THE TASK ▸ Which lines contain the string "credit"? Please list every one of them.

⁂

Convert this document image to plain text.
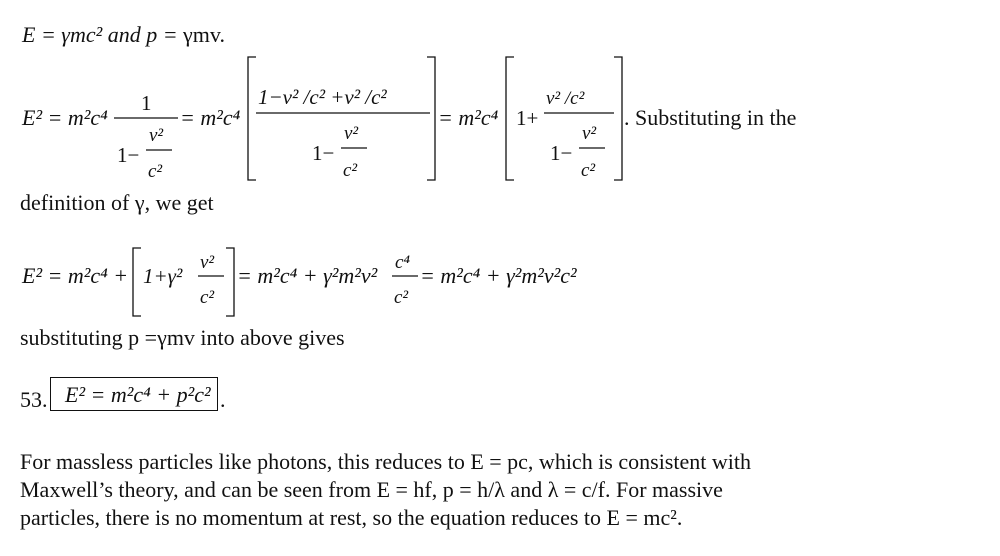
E = γmc² and p = γmv.
E² = m²c⁴
1
1−
v²
c²
= m²c⁴
1−v² /c² +v² /c²
1−
v²
c²
= m²c⁴ 1+
v² /c²
1−
v²
c²
. Substituting in the
definition of γ, we get
E² = m²c⁴ + 1+γ²
v²
c²
= m²c⁴ + γ²m²v²
c⁴
c²
= m²c⁴ + γ²m²v²c²
substituting p =γmv into above gives
53. E² = m²c⁴ + p²c² .
For massless particles like photons, this reduces to E = pc, which is consistent with
Maxwell’s theory, and can be seen from E = hf, p = h/λ and λ = c/f. For massive
particles, there is no momentum at rest, so the equation reduces to E = mc².
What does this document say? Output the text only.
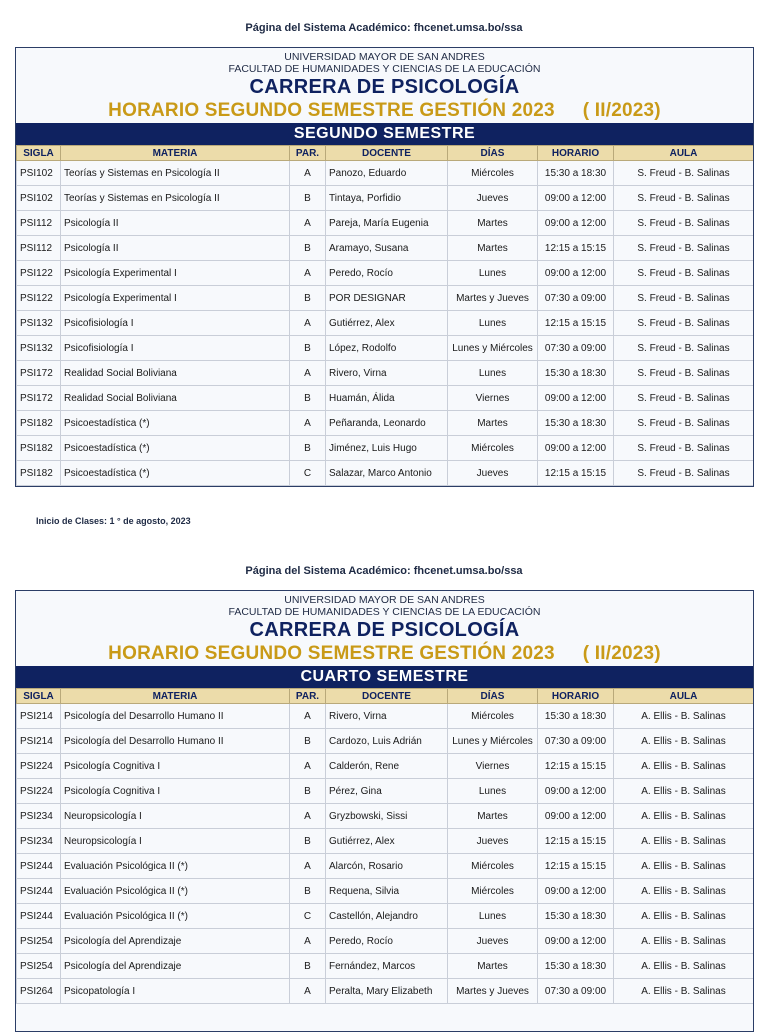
Página del Sistema Académico: fhcenet.umsa.bo/ssa
UNIVERSIDAD MAYOR DE SAN ANDRES
FACULTAD DE HUMANIDADES Y CIENCIAS DE LA EDUCACIÓN
CARRERA DE PSICOLOGÍA
HORARIO SEGUNDO SEMESTRE GESTIÓN 2023 ( II/2023)
SEGUNDO SEMESTRE
SIGLA	MATERIA	PAR.	DOCENTE	DÍAS	HORARIO	AULA
PSI102	Teorías y Sistemas en Psicología II	A	Panozo, Eduardo	Miércoles	15:30 a 18:30	S. Freud - B. Salinas
PSI102	Teorías y Sistemas en Psicología II	B	Tintaya, Porfidio	Jueves	09:00 a 12:00	S. Freud - B. Salinas
PSI112	Psicología II	A	Pareja, María Eugenia	Martes	09:00 a 12:00	S. Freud - B. Salinas
PSI112	Psicología II	B	Aramayo, Susana	Martes	12:15 a 15:15	S. Freud - B. Salinas
PSI122	Psicología Experimental I	A	Peredo, Rocío	Lunes	09:00 a 12:00	S. Freud - B. Salinas
PSI122	Psicología Experimental I	B	POR DESIGNAR	Martes y Jueves	07:30 a 09:00	S. Freud - B. Salinas
PSI132	Psicofisiología I	A	Gutiérrez, Alex	Lunes	12:15 a 15:15	S. Freud - B. Salinas
PSI132	Psicofisiología I	B	López, Rodolfo	Lunes y Miércoles	07:30 a 09:00	S. Freud - B. Salinas
PSI172	Realidad Social Boliviana	A	Rivero, Virna	Lunes	15:30 a 18:30	S. Freud - B. Salinas
PSI172	Realidad Social Boliviana	B	Huamán, Álida	Viernes	09:00 a 12:00	S. Freud - B. Salinas
PSI182	Psicoestadística (*)	A	Peñaranda, Leonardo	Martes	15:30 a 18:30	S. Freud - B. Salinas
PSI182	Psicoestadística (*)	B	Jiménez, Luis Hugo	Miércoles	09:00 a 12:00	S. Freud - B. Salinas
PSI182	Psicoestadística (*)	C	Salazar, Marco Antonio	Jueves	12:15 a 15:15	S. Freud - B. Salinas
Inicio de Clases: 1 ° de agosto, 2023
Página del Sistema Académico: fhcenet.umsa.bo/ssa
UNIVERSIDAD MAYOR DE SAN ANDRES
FACULTAD DE HUMANIDADES Y CIENCIAS DE LA EDUCACIÓN
CARRERA DE PSICOLOGÍA
HORARIO SEGUNDO SEMESTRE GESTIÓN 2023 ( II/2023)
CUARTO SEMESTRE
SIGLA	MATERIA	PAR.	DOCENTE	DÍAS	HORARIO	AULA
PSI214	Psicología del Desarrollo Humano II	A	Rivero, Virna	Miércoles	15:30 a 18:30	A. Ellis - B. Salinas
PSI214	Psicología del Desarrollo Humano II	B	Cardozo, Luis Adrián	Lunes y Miércoles	07:30 a 09:00	A. Ellis - B. Salinas
PSI224	Psicología Cognitiva I	A	Calderón, Rene	Viernes	12:15 a 15:15	A. Ellis - B. Salinas
PSI224	Psicología Cognitiva I	B	Pérez, Gina	Lunes	09:00 a 12:00	A. Ellis - B. Salinas
PSI234	Neuropsicología I	A	Gryzbowski, Sissi	Martes	09:00 a 12:00	A. Ellis - B. Salinas
PSI234	Neuropsicología I	B	Gutiérrez, Alex	Jueves	12:15 a 15:15	A. Ellis - B. Salinas
PSI244	Evaluación Psicológica II (*)	A	Alarcón, Rosario	Miércoles	12:15 a 15:15	A. Ellis - B. Salinas
PSI244	Evaluación Psicológica II (*)	B	Requena, Silvia	Miércoles	09:00 a 12:00	A. Ellis - B. Salinas
PSI244	Evaluación Psicológica II (*)	C	Castellón, Alejandro	Lunes	15:30 a 18:30	A. Ellis - B. Salinas
PSI254	Psicología del Aprendizaje	A	Peredo, Rocío	Jueves	09:00 a 12:00	A. Ellis - B. Salinas
PSI254	Psicología del Aprendizaje	B	Fernández, Marcos	Martes	15:30 a 18:30	A. Ellis - B. Salinas
PSI264	Psicopatología I	A	Peralta, Mary Elizabeth	Martes y Jueves	07:30 a 09:00	A. Ellis - B. Salinas
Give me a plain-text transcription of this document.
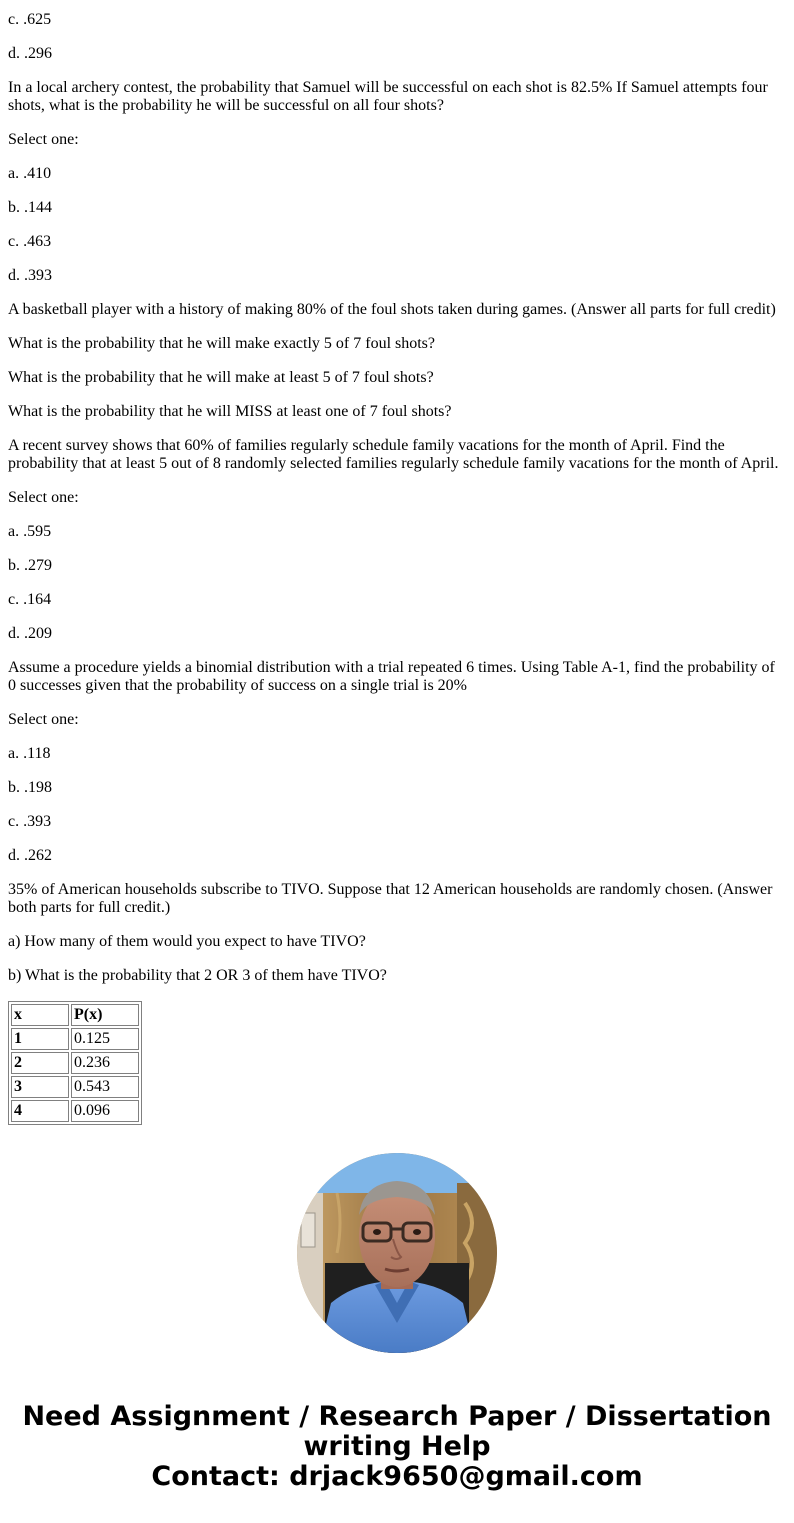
c. .625
d. .296
In a local archery contest, the probability that Samuel will be successful on each shot is 82.5% If Samuel attempts four shots, what is the probability he will be successful on all four shots?
Select one:
a. .410
b. .144
c. .463
d. .393
A basketball player with a history of making 80% of the foul shots taken during games. (Answer all parts for full credit)
What is the probability that he will make exactly 5 of 7 foul shots?
What is the probability that he will make at least 5 of 7 foul shots?
What is the probability that he will MISS at least one of 7 foul shots?
A recent survey shows that 60% of families regularly schedule family vacations for the month of April. Find the probability that at least 5 out of 8 randomly selected families regularly schedule family vacations for the month of April.
Select one:
a. .595
b. .279
c. .164
d. .209
Assume a procedure yields a binomial distribution with a trial repeated 6 times. Using Table A-1, find the probability of 0 successes given that the probability of success on a single trial is 20%
Select one:
a. .118
b. .198
c. .393
d. .262
35% of American households subscribe to TIVO. Suppose that 12 American households are randomly chosen. (Answer both parts for full credit.)
a) How many of them would you expect to have TIVO?
b) What is the probability that 2 OR 3 of them have TIVO?
x	P(x)
1	0.125
2	0.236
3	0.543
4	0.096
Need Assignment / Research Paper / Dissertation
writing Help
Contact: drjack9650@gmail.com
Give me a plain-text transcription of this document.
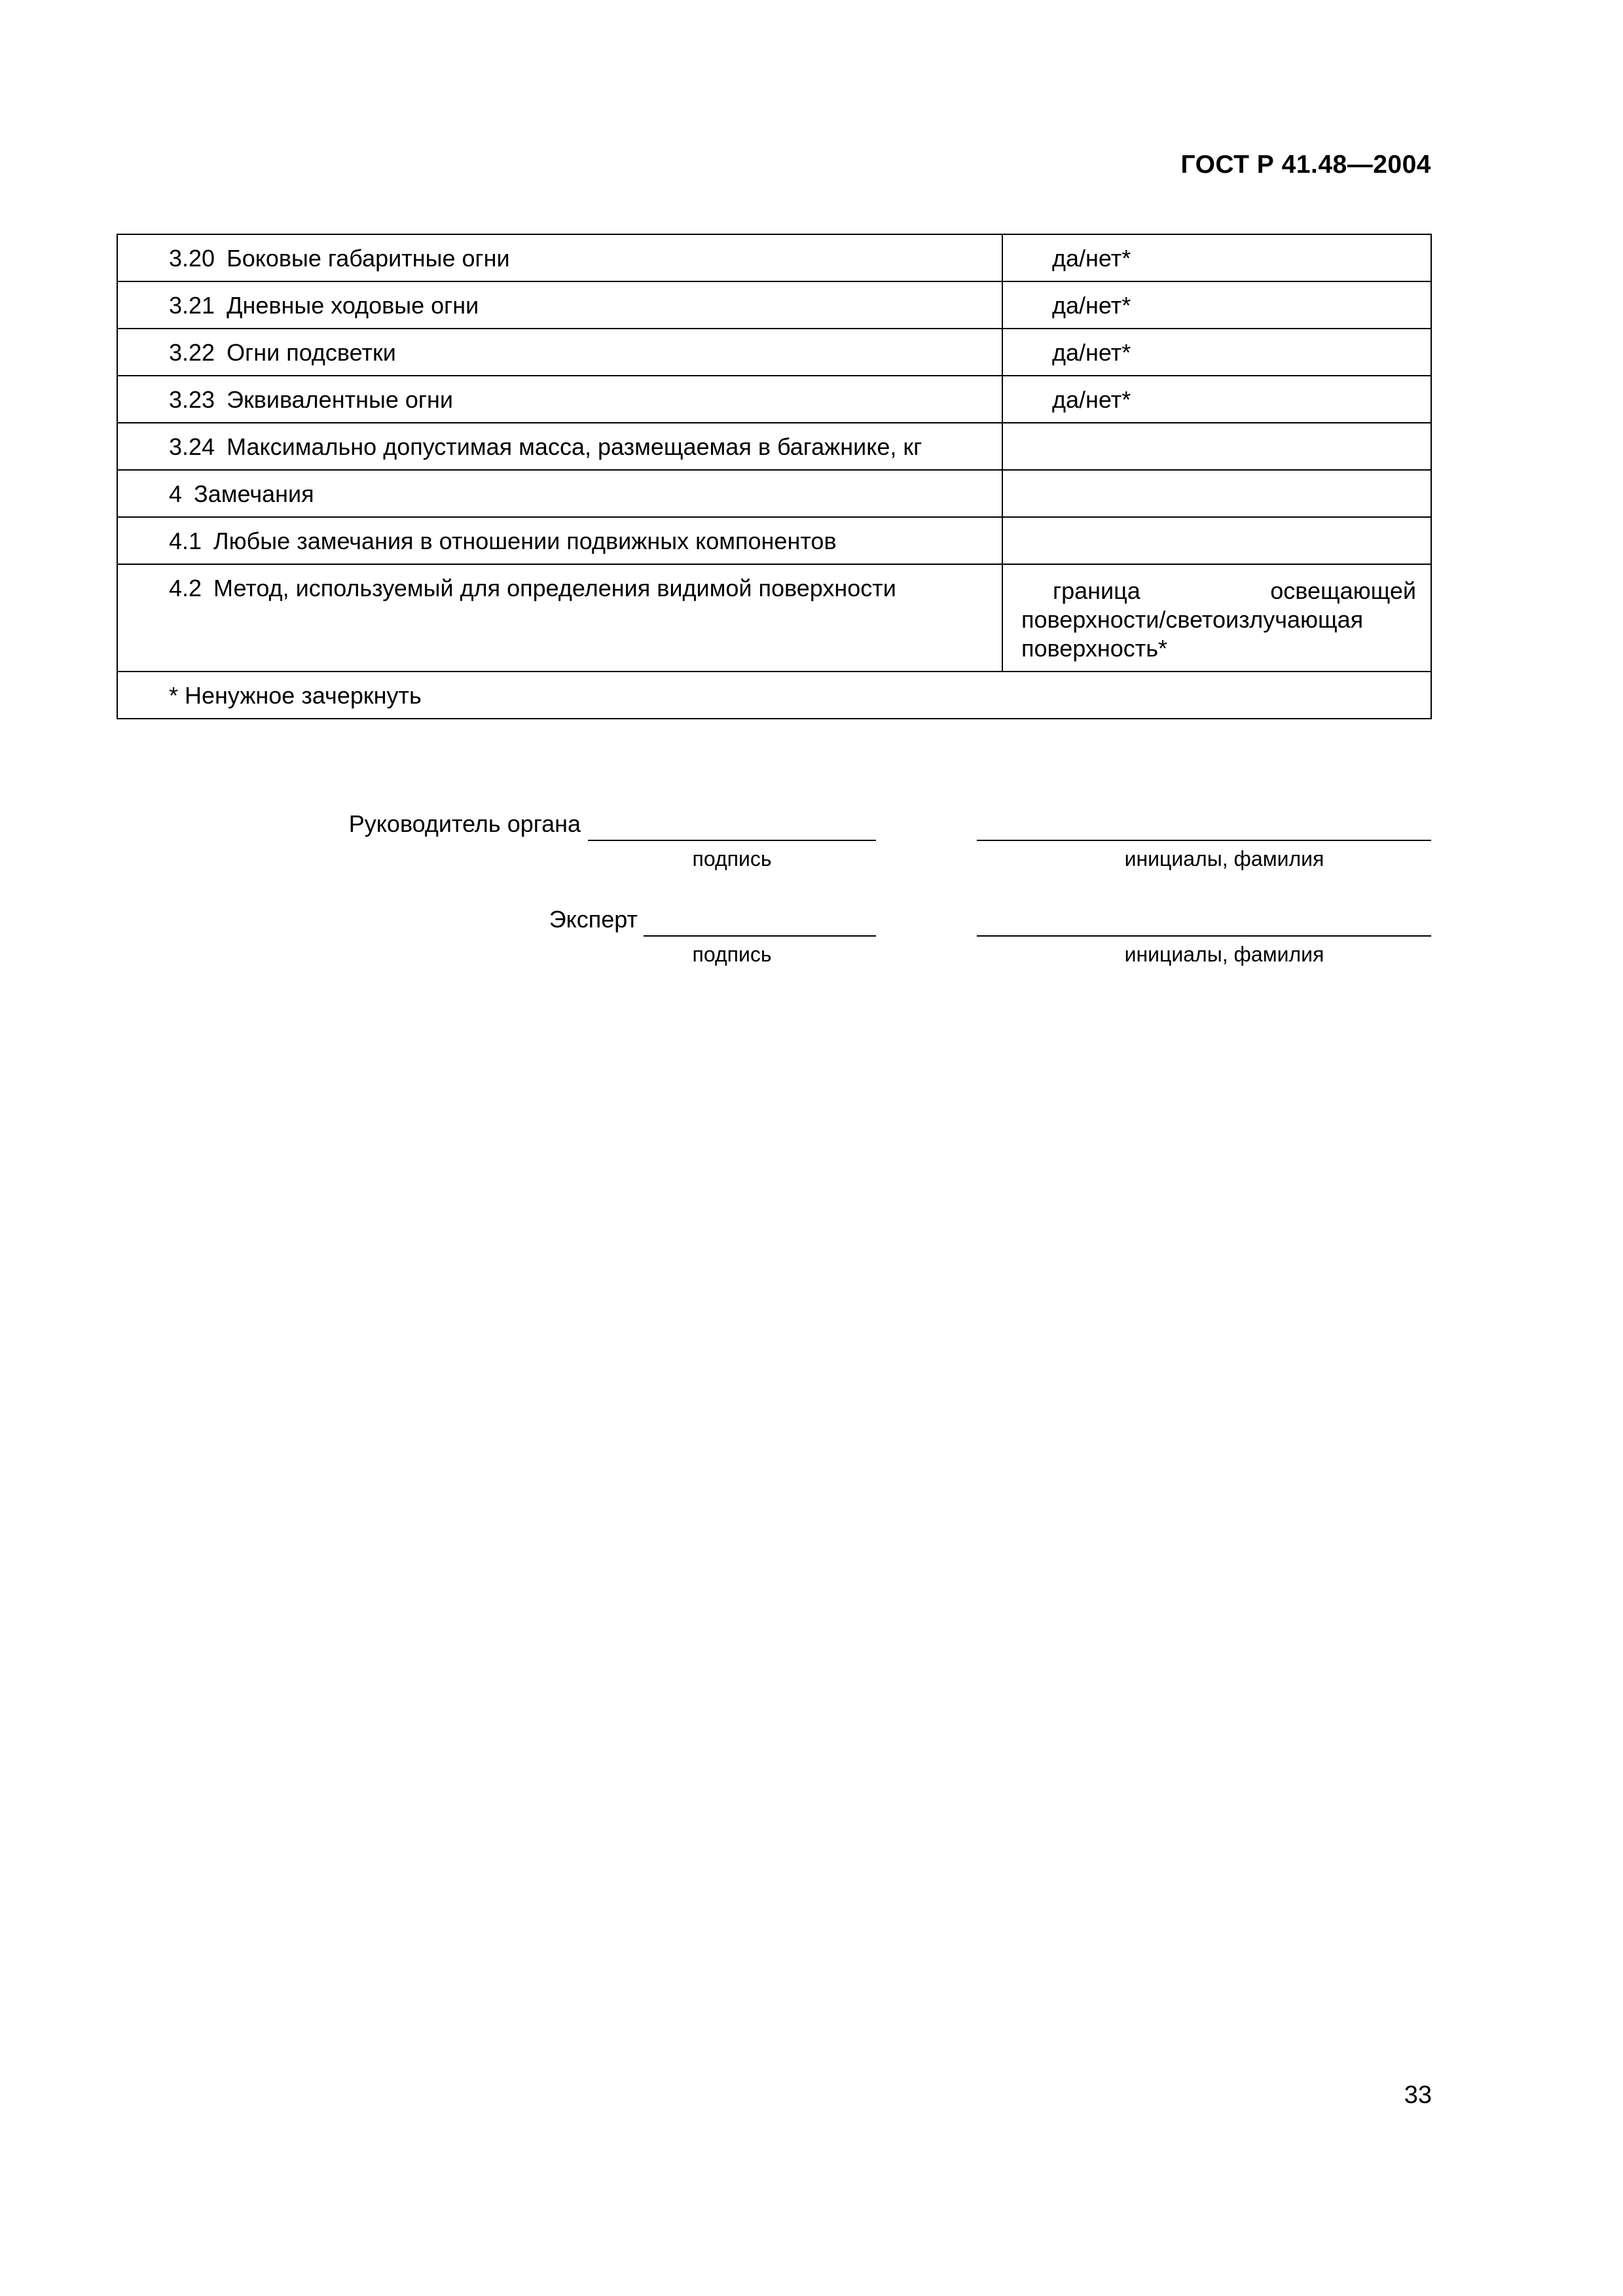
ГОСТ Р 41.48—2004
3.20 Боковые габаритные огни	да/нет*
3.21 Дневные ходовые огни	да/нет*
3.22 Огни подсветки	да/нет*
3.23 Эквивалентные огни	да/нет*
3.24 Максимально допустимая масса, размещаемая в багажнике, кг	
4 Замечания	
4.1 Любые замечания в отношении подвижных компонентов	
4.2 Метод, используемый для определения видимой поверхности	граница освещающей поверхности/светоизлучающая поверхность*

* Ненужное зачеркнуть	
Руководитель органа
подпись	инициалы, фамилия
Эксперт
подпись	инициалы, фамилия
33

⁂

PROBLEM SOLUTION ▸
A basketball player with a history of making 80% of the foul shots taken during games. (Answer all parts for full credit)
35% of American households subscribe to TIVO. Suppose that 12 American households are randomly chosen. (Answer both parts for full credit.)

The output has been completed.